Texte à analyser ::
###
PARIS, 6 juillet (Le Parisien Matin) – Le gouvernement français dirigé par le Premier ministre Sébastien Lecornu a survécu lundi à un vote de motion de censure concernant sa gestion d’une violente canicule survenue à la fin du mois de juin. Le texte contestataire a été rejeté massivement par les députés à l’Assemblée nationale.
La motion de censure, initialement déposée par le parti des Écologistes français, n’a obtenu que 132 votes favorables de la part des parlementaires. Un total de 289 suffrages était pourtant indispensable pour valider la motion et provoquer la chute de l’administration en place.
La ministre de la Santé Stéphanie Rist a officiellement confirmé l’enregistrement de 2 025 décès excédentaires durant cette période de températures extrêmes. Les autorités sanitaires nationales ont averti que ces chiffres de mortalité allaient probablement continuer de progresser dans les prochains jours.
Cette hausse brutale des décès liés à la chaleur a touché en priorité les citoyens âgés de plus de 45 ans.
Le Premier ministre Sébastien Lecornu a fermement défendu les mesures prises par son administration face aux législateurs. Il a balayé la démarche de l’opposition, affirmant qu’une contestation purement politique s’avérait incapable de régler les difficultés structurelles du pays.
Selon lui, ce vote ne permettrait en aucun cas de moderniser les réseaux d’eau ou de soutenir les personnes âgées isolées.
« Personne n’est dupe. Cette motion ne protégera pas une personne âgée isolée. Elle ne refroidira pas une chambre d’hôpital. Elle ne modernisera pas un réseau d’approvisionnement en eau. Au contraire, elle ajoutera une crise politique aux crises climatique, sanitaire et internationale auxquelles le gouvernement doit déjà faire face », a déclaré Sébastien Lecornu.
Le scrutin s’est déroulé alors que les sapeurs-pompiers luttaient contre un important incendie de forêt localisé dans le sud-ouest du pays. Ce sinistre en cours a déjà contraint les autorités à ordonner l’évacuation de 10 000 résidents de la zone.
Ces vagues de chaleur précoces enregistrées sur le territoire national et dans toute l’Europe occidentale ont rendu les sols arides particulièrement propices aux départs de feux.
###
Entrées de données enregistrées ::
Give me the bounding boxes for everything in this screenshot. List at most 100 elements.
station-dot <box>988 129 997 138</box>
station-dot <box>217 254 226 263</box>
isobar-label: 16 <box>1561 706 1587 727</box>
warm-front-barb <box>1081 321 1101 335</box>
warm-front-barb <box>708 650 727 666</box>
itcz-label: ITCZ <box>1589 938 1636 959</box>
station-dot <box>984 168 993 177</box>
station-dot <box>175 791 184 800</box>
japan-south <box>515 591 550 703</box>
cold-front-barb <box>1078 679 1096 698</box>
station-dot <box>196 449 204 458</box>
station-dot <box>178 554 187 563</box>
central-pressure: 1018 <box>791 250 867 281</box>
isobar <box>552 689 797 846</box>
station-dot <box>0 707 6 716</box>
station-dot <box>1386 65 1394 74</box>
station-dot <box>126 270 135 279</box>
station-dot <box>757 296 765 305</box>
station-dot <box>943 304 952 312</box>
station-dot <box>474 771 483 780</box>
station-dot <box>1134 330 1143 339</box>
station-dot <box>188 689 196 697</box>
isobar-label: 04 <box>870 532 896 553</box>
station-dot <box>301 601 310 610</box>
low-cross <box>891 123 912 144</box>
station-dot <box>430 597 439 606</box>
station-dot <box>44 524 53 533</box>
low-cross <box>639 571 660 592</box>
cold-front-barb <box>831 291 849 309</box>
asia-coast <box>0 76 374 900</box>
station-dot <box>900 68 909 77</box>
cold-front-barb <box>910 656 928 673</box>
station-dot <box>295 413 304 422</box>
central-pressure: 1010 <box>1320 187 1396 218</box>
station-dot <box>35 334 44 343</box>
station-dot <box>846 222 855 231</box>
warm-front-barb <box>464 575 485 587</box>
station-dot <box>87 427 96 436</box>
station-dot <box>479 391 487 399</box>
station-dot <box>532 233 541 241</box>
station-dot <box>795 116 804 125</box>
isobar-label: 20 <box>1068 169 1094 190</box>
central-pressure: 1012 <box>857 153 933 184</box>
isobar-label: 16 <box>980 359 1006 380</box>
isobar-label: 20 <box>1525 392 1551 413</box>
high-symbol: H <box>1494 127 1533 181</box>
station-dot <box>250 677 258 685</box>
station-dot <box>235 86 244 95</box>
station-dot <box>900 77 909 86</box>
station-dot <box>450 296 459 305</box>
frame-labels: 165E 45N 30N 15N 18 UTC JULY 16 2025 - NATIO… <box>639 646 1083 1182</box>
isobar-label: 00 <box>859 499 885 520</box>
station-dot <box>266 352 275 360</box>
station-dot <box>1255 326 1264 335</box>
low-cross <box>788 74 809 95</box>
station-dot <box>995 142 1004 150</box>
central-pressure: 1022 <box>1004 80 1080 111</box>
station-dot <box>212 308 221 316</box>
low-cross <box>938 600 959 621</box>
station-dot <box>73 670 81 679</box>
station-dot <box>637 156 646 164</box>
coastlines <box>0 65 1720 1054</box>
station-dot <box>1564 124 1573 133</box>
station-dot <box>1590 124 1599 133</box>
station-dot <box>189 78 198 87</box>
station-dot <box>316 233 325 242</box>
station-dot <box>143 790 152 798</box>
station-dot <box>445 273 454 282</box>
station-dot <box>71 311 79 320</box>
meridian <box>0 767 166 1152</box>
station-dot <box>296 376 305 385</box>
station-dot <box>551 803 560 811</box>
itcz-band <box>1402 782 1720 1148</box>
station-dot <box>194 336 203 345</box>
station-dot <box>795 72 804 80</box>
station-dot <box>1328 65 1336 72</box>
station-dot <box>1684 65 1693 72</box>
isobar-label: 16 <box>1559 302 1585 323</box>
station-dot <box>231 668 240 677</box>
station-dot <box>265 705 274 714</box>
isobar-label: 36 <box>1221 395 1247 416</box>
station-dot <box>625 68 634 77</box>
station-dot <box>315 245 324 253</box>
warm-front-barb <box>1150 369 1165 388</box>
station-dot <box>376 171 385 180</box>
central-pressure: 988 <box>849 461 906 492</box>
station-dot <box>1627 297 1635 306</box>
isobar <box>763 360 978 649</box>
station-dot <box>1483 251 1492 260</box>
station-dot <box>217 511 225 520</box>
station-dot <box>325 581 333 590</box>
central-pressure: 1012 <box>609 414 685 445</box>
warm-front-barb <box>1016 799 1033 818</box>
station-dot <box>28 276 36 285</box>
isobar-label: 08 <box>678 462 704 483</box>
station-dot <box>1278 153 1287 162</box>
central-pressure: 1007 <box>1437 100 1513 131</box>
###
À produire ::
Combien de votes favorables la motion de censure a-t-elle obtenus d'après l'article sur la canicule et la motion de censure ? Les lignes n'ont aucun lien avec l'article.

Votre réponse ::
132 votes favorables.